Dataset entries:
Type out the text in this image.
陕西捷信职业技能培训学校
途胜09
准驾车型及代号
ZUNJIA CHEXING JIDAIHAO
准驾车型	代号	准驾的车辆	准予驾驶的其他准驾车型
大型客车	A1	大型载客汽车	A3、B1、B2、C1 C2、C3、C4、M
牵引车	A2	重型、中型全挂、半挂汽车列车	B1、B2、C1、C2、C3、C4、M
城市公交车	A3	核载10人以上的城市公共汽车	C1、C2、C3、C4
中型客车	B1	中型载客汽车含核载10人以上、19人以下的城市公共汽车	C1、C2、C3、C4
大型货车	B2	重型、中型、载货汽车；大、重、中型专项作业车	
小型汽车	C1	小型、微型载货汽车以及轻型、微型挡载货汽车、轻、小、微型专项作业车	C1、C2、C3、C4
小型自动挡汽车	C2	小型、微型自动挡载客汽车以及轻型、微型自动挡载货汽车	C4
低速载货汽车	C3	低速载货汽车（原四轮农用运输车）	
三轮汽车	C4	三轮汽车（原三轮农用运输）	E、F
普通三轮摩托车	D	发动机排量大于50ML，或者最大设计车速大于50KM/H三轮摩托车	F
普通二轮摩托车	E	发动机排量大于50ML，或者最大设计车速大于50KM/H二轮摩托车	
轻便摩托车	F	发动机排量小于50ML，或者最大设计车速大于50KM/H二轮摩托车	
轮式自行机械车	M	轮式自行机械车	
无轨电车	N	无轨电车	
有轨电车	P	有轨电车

Exercise brief> Return the entries in full, keeping every line exactly as it is.

Task solution>
Type out the text in this image.
陕西捷信职业技能培训学校
途胜09
准驾车型及代号
ZUNJIA CHEXING JIDAIHAO
准驾车型	代号	准驾的车辆	准予驾驶的其他准驾车型
大型客车	A1	大型载客汽车	A3、B1、B2、C1 C2、C3、C4、M
牵引车	A2	重型、中型全挂、半挂汽车列车	B1、B2、C1、C2、C3、C4、M
城市公交车	A3	核载10人以上的城市公共汽车	C1、C2、C3、C4
中型客车	B1	中型载客汽车含核载10人以上、19人以下的城市公共汽车	C1、C2、C3、C4
大型货车	B2	重型、中型、载货汽车；大、重、中型专项作业车	
小型汽车	C1	小型、微型载货汽车以及轻型、微型挡载货汽车、轻、小、微型专项作业车	C1、C2、C3、C4
小型自动挡汽车	C2	小型、微型自动挡载客汽车以及轻型、微型自动挡载货汽车	C4
低速载货汽车	C3	低速载货汽车（原四轮农用运输车）	
三轮汽车	C4	三轮汽车（原三轮农用运输）	E、F
普通三轮摩托车	D	发动机排量大于50ML，或者最大设计车速大于50KM/H三轮摩托车	F
普通二轮摩托车	E	发动机排量大于50ML，或者最大设计车速大于50KM/H二轮摩托车	
轻便摩托车	F	发动机排量小于50ML，或者最大设计车速大于50KM/H二轮摩托车	
轮式自行机械车	M	轮式自行机械车	
无轨电车	N	无轨电车	
有轨电车	P	有轨电车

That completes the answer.